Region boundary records
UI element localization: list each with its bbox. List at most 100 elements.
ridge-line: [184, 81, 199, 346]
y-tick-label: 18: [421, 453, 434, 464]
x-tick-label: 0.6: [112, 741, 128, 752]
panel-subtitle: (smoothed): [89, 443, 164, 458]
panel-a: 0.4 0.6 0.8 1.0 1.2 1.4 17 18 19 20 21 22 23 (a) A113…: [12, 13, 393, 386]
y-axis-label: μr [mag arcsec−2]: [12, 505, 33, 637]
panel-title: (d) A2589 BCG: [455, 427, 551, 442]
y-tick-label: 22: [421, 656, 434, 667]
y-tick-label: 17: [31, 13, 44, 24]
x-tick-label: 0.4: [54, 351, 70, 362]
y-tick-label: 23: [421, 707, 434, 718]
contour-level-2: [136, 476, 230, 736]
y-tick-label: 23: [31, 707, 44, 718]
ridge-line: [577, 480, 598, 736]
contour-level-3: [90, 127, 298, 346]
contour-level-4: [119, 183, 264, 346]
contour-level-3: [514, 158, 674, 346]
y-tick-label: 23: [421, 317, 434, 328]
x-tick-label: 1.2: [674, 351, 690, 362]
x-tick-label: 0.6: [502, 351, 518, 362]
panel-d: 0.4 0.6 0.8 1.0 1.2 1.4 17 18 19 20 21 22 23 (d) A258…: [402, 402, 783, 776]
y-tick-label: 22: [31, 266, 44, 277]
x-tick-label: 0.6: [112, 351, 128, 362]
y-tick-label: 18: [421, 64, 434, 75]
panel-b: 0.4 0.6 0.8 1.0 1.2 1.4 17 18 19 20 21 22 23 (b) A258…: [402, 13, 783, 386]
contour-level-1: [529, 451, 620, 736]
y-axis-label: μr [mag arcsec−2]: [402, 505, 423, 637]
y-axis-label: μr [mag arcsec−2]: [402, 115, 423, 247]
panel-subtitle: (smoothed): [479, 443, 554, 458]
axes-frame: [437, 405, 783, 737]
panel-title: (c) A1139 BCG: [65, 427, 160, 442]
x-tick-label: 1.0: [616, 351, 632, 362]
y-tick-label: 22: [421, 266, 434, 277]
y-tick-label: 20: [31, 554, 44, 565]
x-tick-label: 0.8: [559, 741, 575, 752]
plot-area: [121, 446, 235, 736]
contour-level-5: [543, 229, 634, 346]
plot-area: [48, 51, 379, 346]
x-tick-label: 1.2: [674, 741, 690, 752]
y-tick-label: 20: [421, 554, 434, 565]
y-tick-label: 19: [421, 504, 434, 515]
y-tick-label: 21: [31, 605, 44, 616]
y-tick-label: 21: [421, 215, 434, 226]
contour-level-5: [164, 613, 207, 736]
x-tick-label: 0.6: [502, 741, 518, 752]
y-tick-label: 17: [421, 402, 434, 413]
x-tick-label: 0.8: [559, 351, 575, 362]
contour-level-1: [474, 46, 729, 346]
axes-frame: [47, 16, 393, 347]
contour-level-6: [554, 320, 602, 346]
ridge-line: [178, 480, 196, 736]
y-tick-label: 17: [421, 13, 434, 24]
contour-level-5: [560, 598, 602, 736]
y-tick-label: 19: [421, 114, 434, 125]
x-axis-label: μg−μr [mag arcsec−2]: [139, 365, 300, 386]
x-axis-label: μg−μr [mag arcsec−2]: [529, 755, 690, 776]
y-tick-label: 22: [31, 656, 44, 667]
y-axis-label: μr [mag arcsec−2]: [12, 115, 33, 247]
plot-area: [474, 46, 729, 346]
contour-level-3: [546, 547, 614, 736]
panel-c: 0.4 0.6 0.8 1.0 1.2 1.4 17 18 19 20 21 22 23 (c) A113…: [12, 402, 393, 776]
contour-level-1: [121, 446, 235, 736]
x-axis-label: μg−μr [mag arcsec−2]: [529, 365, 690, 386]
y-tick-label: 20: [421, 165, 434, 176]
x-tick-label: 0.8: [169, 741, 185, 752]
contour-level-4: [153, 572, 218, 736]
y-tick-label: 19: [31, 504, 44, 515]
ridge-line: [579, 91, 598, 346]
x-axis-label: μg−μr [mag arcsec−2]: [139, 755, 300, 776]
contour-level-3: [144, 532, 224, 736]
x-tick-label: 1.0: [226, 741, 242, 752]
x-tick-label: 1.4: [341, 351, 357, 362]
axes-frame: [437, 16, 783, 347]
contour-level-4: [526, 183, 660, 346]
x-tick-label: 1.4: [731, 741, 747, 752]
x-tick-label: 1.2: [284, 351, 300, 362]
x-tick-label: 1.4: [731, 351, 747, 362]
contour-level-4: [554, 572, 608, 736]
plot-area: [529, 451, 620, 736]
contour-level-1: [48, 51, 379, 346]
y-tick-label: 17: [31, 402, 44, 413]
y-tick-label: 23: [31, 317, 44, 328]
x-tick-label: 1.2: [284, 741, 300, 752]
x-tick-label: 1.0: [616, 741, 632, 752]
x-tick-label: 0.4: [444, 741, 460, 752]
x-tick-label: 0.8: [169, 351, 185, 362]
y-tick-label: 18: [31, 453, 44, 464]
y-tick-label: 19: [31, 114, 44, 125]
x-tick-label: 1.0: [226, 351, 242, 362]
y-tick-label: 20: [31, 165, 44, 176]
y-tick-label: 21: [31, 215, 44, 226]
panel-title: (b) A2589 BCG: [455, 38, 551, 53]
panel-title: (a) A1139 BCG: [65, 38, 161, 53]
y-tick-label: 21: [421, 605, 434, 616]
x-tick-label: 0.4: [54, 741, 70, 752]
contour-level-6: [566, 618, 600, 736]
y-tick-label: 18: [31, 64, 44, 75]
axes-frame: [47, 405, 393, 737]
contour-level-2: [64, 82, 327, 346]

PROBLEM DESCRIPTION
Format every line of the records above as a JSON list of strings, with each line as a separate string and blank lines omitted.

EXERCISE RESPONSE
[
  "UI element localization: list each with its bbox. List at most 100 elements.",
  "ridge-line: [184, 81, 199, 346]",
  "y-tick-label: 18: [421, 453, 434, 464]",
  "x-tick-label: 0.6: [112, 741, 128, 752]",
  "panel-subtitle: (smoothed): [89, 443, 164, 458]",
  "panel-a: 0.4 0.6 0.8 1.0 1.2 1.4 17 18 19 20 21 22 23 (a) A113…: [12, 13, 393, 386]",
  "y-axis-label: μr [mag arcsec−2]: [12, 505, 33, 637]",
  "panel-title: (d) A2589 BCG: [455, 427, 551, 442]",
  "y-tick-label: 22: [421, 656, 434, 667]",
  "y-tick-label: 17: [31, 13, 44, 24]",
  "x-tick-label: 0.4: [54, 351, 70, 362]",
  "y-tick-label: 23: [421, 707, 434, 718]",
  "contour-level-2: [136, 476, 230, 736]",
  "y-tick-label: 23: [31, 707, 44, 718]",
  "ridge-line: [577, 480, 598, 736]",
  "contour-level-3: [90, 127, 298, 346]",
  "contour-level-4: [119, 183, 264, 346]",
  "contour-level-3: [514, 158, 674, 346]",
  "y-tick-label: 23: [421, 317, 434, 328]",
  "x-tick-label: 1.2: [674, 351, 690, 362]",
  "x-tick-label: 0.6: [502, 351, 518, 362]",
  "panel-d: 0.4 0.6 0.8 1.0 1.2 1.4 17 18 19 20 21 22 23 (d) A258…: [402, 402, 783, 776]",
  "y-tick-label: 22: [31, 266, 44, 277]",
  "x-tick-label: 0.6: [112, 351, 128, 362]",
  "y-tick-label: 18: [421, 64, 434, 75]",
  "panel-b: 0.4 0.6 0.8 1.0 1.2 1.4 17 18 19 20 21 22 23 (b) A258…: [402, 13, 783, 386]",
  "contour-level-1: [529, 451, 620, 736]",
  "y-axis-label: μr [mag arcsec−2]: [402, 505, 423, 637]",
  "y-axis-label: μr [mag arcsec−2]: [402, 115, 423, 247]",
  "panel-subtitle: (smoothed): [479, 443, 554, 458]",
  "axes-frame: [437, 405, 783, 737]",
  "panel-title: (c) A1139 BCG: [65, 427, 160, 442]",
  "x-tick-label: 1.0: [616, 351, 632, 362]",
  "y-tick-label: 22: [421, 266, 434, 277]",
  "y-tick-label: 20: [31, 554, 44, 565]",
  "x-tick-label: 0.8: [559, 741, 575, 752]",
  "plot-area: [121, 446, 235, 736]",
  "contour-level-5: [543, 229, 634, 346]",
  "plot-area: [48, 51, 379, 346]",
  "x-tick-label: 1.2: [674, 741, 690, 752]",
  "y-tick-label: 20: [421, 554, 434, 565]",
  "y-tick-label: 19: [421, 504, 434, 515]",
  "y-tick-label: 21: [31, 605, 44, 616]",
  "y-tick-label: 21: [421, 215, 434, 226]",
  "contour-level-5: [164, 613, 207, 736]",
  "x-tick-label: 0.6: [502, 741, 518, 752]",
  "y-tick-label: 17: [421, 402, 434, 413]",
  "x-tick-label: 0.8: [559, 351, 575, 362]",
  "contour-level-1: [474, 46, 729, 346]",
  "axes-frame: [47, 16, 393, 347]",
  "contour-level-6: [554, 320, 602, 346]",
  "ridge-line: [178, 480, 196, 736]",
  "y-tick-label: 17: [421, 13, 434, 24]",
  "contour-level-5: [560, 598, 602, 736]",
  "y-tick-label: 19: [421, 114, 434, 125]",
  "x-axis-label: μg−μr [mag arcsec−2]: [139, 365, 300, 386]",
  "x-axis-label: μg−μr [mag arcsec−2]: [529, 755, 690, 776]",
  "y-tick-label: 22: [31, 656, 44, 667]",
  "y-axis-label: μr [mag arcsec−2]: [12, 115, 33, 247]",
  "plot-area: [474, 46, 729, 346]",
  "contour-level-3: [546, 547, 614, 736]",
  "panel-c: 0.4 0.6 0.8 1.0 1.2 1.4 17 18 19 20 21 22 23 (c) A113…: [12, 402, 393, 776]",
  "contour-level-1: [121, 446, 235, 736]",
  "x-axis-label: μg−μr [mag arcsec−2]: [529, 365, 690, 386]",
  "y-tick-label: 20: [421, 165, 434, 176]",
  "x-tick-label: 0.8: [169, 741, 185, 752]",
  "contour-level-4: [153, 572, 218, 736]",
  "y-tick-label: 19: [31, 504, 44, 515]",
  "ridge-line: [579, 91, 598, 346]",
  "x-axis-label: μg−μr [mag arcsec−2]: [139, 755, 300, 776]",
  "contour-level-3: [144, 532, 224, 736]",
  "x-tick-label: 1.0: [226, 741, 242, 752]",
  "x-tick-label: 1.4: [341, 351, 357, 362]",
  "axes-frame: [437, 16, 783, 347]",
  "contour-level-4: [526, 183, 660, 346]",
  "x-tick-label: 1.4: [731, 741, 747, 752]",
  "x-tick-label: 1.2: [284, 351, 300, 362]",
  "x-tick-label: 1.4: [731, 351, 747, 362]",
  "contour-level-4: [554, 572, 608, 736]",
  "plot-area: [529, 451, 620, 736]",
  "contour-level-1: [48, 51, 379, 346]",
  "y-tick-label: 17: [31, 402, 44, 413]",
  "y-tick-label: 23: [31, 317, 44, 328]",
  "x-tick-label: 1.2: [284, 741, 300, 752]",
  "x-tick-label: 1.0: [616, 741, 632, 752]",
  "x-tick-label: 0.4: [444, 741, 460, 752]",
  "x-tick-label: 0.8: [169, 351, 185, 362]",
  "y-tick-label: 18: [31, 453, 44, 464]",
  "y-tick-label: 19: [31, 114, 44, 125]",
  "x-tick-label: 1.0: [226, 351, 242, 362]",
  "y-tick-label: 20: [31, 165, 44, 176]",
  "y-tick-label: 21: [31, 215, 44, 226]",
  "panel-title: (b) A2589 BCG: [455, 38, 551, 53]",
  "panel-title: (a) A1139 BCG: [65, 38, 161, 53]",
  "y-tick-label: 21: [421, 605, 434, 616]",
  "x-tick-label: 0.4: [54, 741, 70, 752]",
  "contour-level-6: [566, 618, 600, 736]",
  "y-tick-label: 18: [31, 64, 44, 75]",
  "axes-frame: [47, 405, 393, 737]",
  "contour-level-2: [64, 82, 327, 346]"
]